Dataset records
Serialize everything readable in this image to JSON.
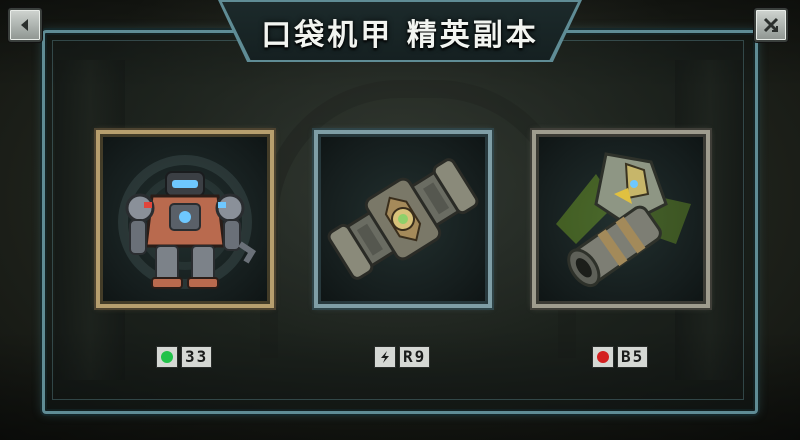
{
  "title": "口袋机甲 精英副本",
  "buttons": {
    "back_icon": "back-arrow-icon",
    "close_icon": "close-x-icon"
  },
  "cards": [
    {
      "item": "mech-robot",
      "frame_color": "#b79f6e",
      "status_icon": "green-dot-icon",
      "status_color": "#22c24a",
      "code": "33"
    },
    {
      "item": "mech-part-cylinder",
      "frame_color": "#7f9ea6",
      "status_icon": "lightning-icon",
      "status_color": "#1a1c1b",
      "code": "R9"
    },
    {
      "item": "mech-arm-cannon",
      "frame_color": "#9f9c8e",
      "status_icon": "red-dot-icon",
      "status_color": "#d42020",
      "code": "B5"
    }
  ]
}
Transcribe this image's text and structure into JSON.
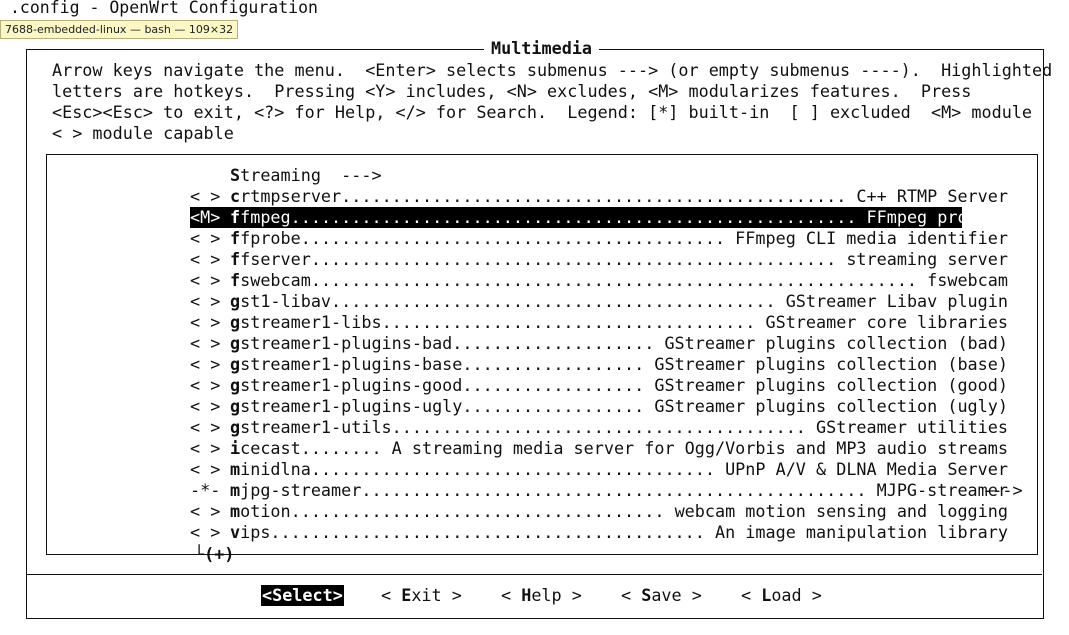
{
  "window": {
    "title": ".config - OpenWrt Configuration",
    "tooltip": "7688-embedded-linux — bash — 109×32"
  },
  "dialog": {
    "title": "Multimedia",
    "help_lines": [
      "Arrow keys navigate the menu.  <Enter> selects submenus ---> (or empty submenus ----).  Highlighted",
      "letters are hotkeys.  Pressing <Y> includes, <N> excludes, <M> modularizes features.  Press",
      "<Esc><Esc> to exit, <?> for Help, </> for Search.  Legend: [*] built-in  [ ] excluded  <M> module",
      "< > module capable"
    ]
  },
  "menu": {
    "items": [
      {
        "state": "   ",
        "hotkey": "S",
        "rest": "treaming  --->",
        "desc": ""
      },
      {
        "state": "< >",
        "hotkey": "c",
        "rest": "rtmpserver",
        "desc": "C++ RTMP Server"
      },
      {
        "state": "<M>",
        "hotkey": "f",
        "rest": "fmpeg",
        "desc": "FFmpeg program",
        "highlighted": true
      },
      {
        "state": "< >",
        "hotkey": "f",
        "rest": "fprobe",
        "desc": "FFmpeg CLI media identifier"
      },
      {
        "state": "< >",
        "hotkey": "f",
        "rest": "fserver",
        "desc": "streaming server"
      },
      {
        "state": "< >",
        "hotkey": "f",
        "rest": "swebcam",
        "desc": "fswebcam"
      },
      {
        "state": "< >",
        "hotkey": "g",
        "rest": "st1-libav",
        "desc": "GStreamer Libav plugin"
      },
      {
        "state": "< >",
        "hotkey": "g",
        "rest": "streamer1-libs",
        "desc": "GStreamer core libraries"
      },
      {
        "state": "< >",
        "hotkey": "g",
        "rest": "streamer1-plugins-bad",
        "desc": "GStreamer plugins collection (bad)"
      },
      {
        "state": "< >",
        "hotkey": "g",
        "rest": "streamer1-plugins-base",
        "desc": "GStreamer plugins collection (base)"
      },
      {
        "state": "< >",
        "hotkey": "g",
        "rest": "streamer1-plugins-good",
        "desc": "GStreamer plugins collection (good)"
      },
      {
        "state": "< >",
        "hotkey": "g",
        "rest": "streamer1-plugins-ugly",
        "desc": "GStreamer plugins collection (ugly)"
      },
      {
        "state": "< >",
        "hotkey": "g",
        "rest": "streamer1-utils",
        "desc": "GStreamer utilities"
      },
      {
        "state": "< >",
        "hotkey": "i",
        "rest": "cecast",
        "desc": "A streaming media server for Ogg/Vorbis and MP3 audio streams"
      },
      {
        "state": "< >",
        "hotkey": "m",
        "rest": "inidlna",
        "desc": "UPnP A/V & DLNA Media Server"
      },
      {
        "state": "-*-",
        "hotkey": "m",
        "rest": "jpg-streamer",
        "desc": "MJPG-streamer",
        "submenu": "  --->"
      },
      {
        "state": "< >",
        "hotkey": "m",
        "rest": "otion",
        "desc": "webcam motion sensing and logging"
      },
      {
        "state": "< >",
        "hotkey": "v",
        "rest": "ips",
        "desc": "An image manipulation library"
      }
    ],
    "more_indicator": "└(+)"
  },
  "buttons": {
    "select": "<Select>",
    "exit": "< Exit >",
    "help": "< Help >",
    "save": "< Save >",
    "load": "< Load >"
  }
}
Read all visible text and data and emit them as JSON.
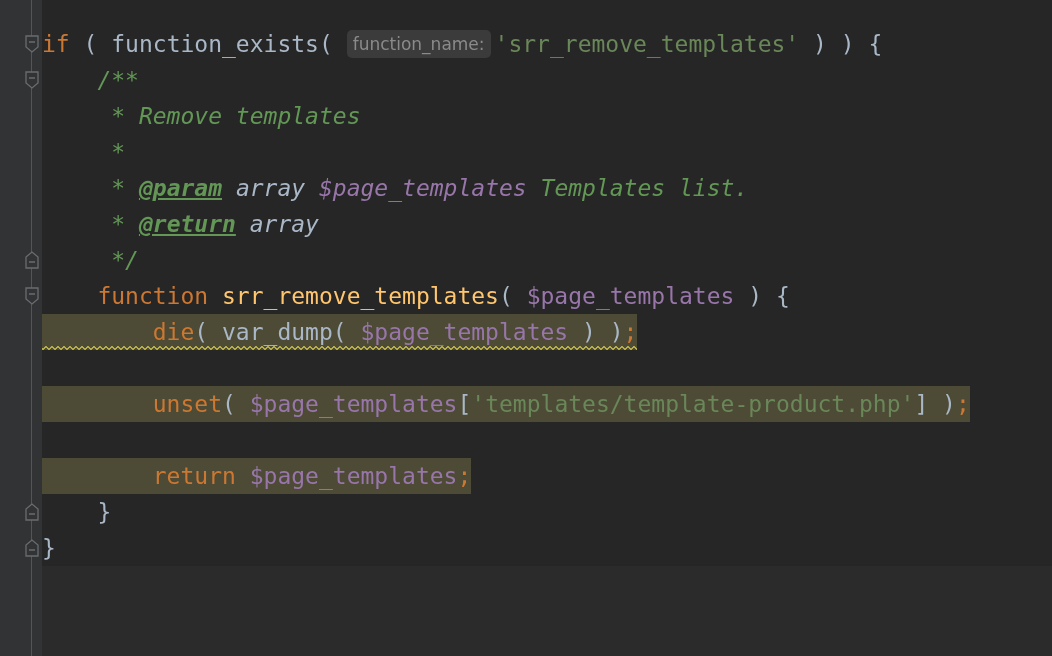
{
  "editor": {
    "lines": [
      {
        "fold_start": true,
        "fold_end": false,
        "highlighted": false,
        "warning": false,
        "tokens": [
          {
            "kind": "keyword",
            "text": "if"
          },
          {
            "kind": "plain",
            "text": " ( function_exists( "
          },
          {
            "kind": "hint",
            "text": "function_name:"
          },
          {
            "kind": "string",
            "text": "'srr_remove_templates'"
          },
          {
            "kind": "plain",
            "text": " ) ) {"
          }
        ]
      },
      {
        "fold_start": true,
        "fold_end": false,
        "highlighted": false,
        "warning": false,
        "tokens": [
          {
            "kind": "comment",
            "text": "    /**"
          }
        ]
      },
      {
        "fold_start": false,
        "fold_end": false,
        "highlighted": false,
        "warning": false,
        "tokens": [
          {
            "kind": "comment",
            "text": "     * Remove templates"
          }
        ]
      },
      {
        "fold_start": false,
        "fold_end": false,
        "highlighted": false,
        "warning": false,
        "tokens": [
          {
            "kind": "comment",
            "text": "     *"
          }
        ]
      },
      {
        "fold_start": false,
        "fold_end": false,
        "highlighted": false,
        "warning": false,
        "tokens": [
          {
            "kind": "comment",
            "text": "     * "
          },
          {
            "kind": "doc_tag",
            "text": "@param"
          },
          {
            "kind": "doc_type",
            "text": " array "
          },
          {
            "kind": "doc_var",
            "text": "$page_templates"
          },
          {
            "kind": "comment",
            "text": " Templates list."
          }
        ]
      },
      {
        "fold_start": false,
        "fold_end": false,
        "highlighted": false,
        "warning": false,
        "tokens": [
          {
            "kind": "comment",
            "text": "     * "
          },
          {
            "kind": "doc_tag",
            "text": "@return"
          },
          {
            "kind": "doc_type",
            "text": " array"
          }
        ]
      },
      {
        "fold_start": false,
        "fold_end": true,
        "highlighted": false,
        "warning": false,
        "tokens": [
          {
            "kind": "comment",
            "text": "     */"
          }
        ]
      },
      {
        "fold_start": true,
        "fold_end": false,
        "highlighted": false,
        "warning": false,
        "tokens": [
          {
            "kind": "keyword",
            "text": "    function"
          },
          {
            "kind": "function",
            "text": " srr_remove_templates"
          },
          {
            "kind": "plain",
            "text": "( "
          },
          {
            "kind": "variable",
            "text": "$page_templates"
          },
          {
            "kind": "plain",
            "text": " ) {"
          }
        ]
      },
      {
        "fold_start": false,
        "fold_end": false,
        "highlighted": true,
        "warning": true,
        "tokens": [
          {
            "kind": "keyword",
            "text": "        die"
          },
          {
            "kind": "plain",
            "text": "( var_dump( "
          },
          {
            "kind": "variable",
            "text": "$page_templates"
          },
          {
            "kind": "plain",
            "text": " ) )"
          },
          {
            "kind": "keyword",
            "text": ";"
          }
        ]
      },
      {
        "fold_start": false,
        "fold_end": false,
        "highlighted": false,
        "warning": false
      },
      {
        "fold_start": false,
        "fold_end": false,
        "highlighted": true,
        "warning": false,
        "tokens": [
          {
            "kind": "keyword",
            "text": "        unset"
          },
          {
            "kind": "plain",
            "text": "( "
          },
          {
            "kind": "variable",
            "text": "$page_templates"
          },
          {
            "kind": "plain",
            "text": "["
          },
          {
            "kind": "string",
            "text": "'templates/template-product.php'"
          },
          {
            "kind": "plain",
            "text": "] )"
          },
          {
            "kind": "keyword",
            "text": ";"
          }
        ]
      },
      {
        "fold_start": false,
        "fold_end": false,
        "highlighted": false,
        "warning": false
      },
      {
        "fold_start": false,
        "fold_end": false,
        "highlighted": true,
        "warning": false,
        "tokens": [
          {
            "kind": "keyword",
            "text": "        return"
          },
          {
            "kind": "variable",
            "text": " $page_templates"
          },
          {
            "kind": "keyword",
            "text": ";"
          }
        ]
      },
      {
        "fold_start": false,
        "fold_end": true,
        "highlighted": false,
        "warning": false,
        "tokens": [
          {
            "kind": "plain",
            "text": "    }"
          }
        ]
      },
      {
        "fold_start": false,
        "fold_end": true,
        "highlighted": false,
        "warning": false,
        "tokens": [
          {
            "kind": "plain",
            "text": "}"
          }
        ]
      }
    ]
  }
}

* _Work required_: Scan the listing above and copy all lines containing the word "GStreamer".

* _Answer to the problem_:
        "desc": "GStreamer Libav plugin"
        "desc": "GStreamer core libraries"
        "desc": "GStreamer plugins collection (bad)"
        "desc": "GStreamer plugins collection (base)"
        "desc": "GStreamer plugins collection (good)"
        "desc": "GStreamer plugins collection (ugly)"
        "desc": "GStreamer utilities"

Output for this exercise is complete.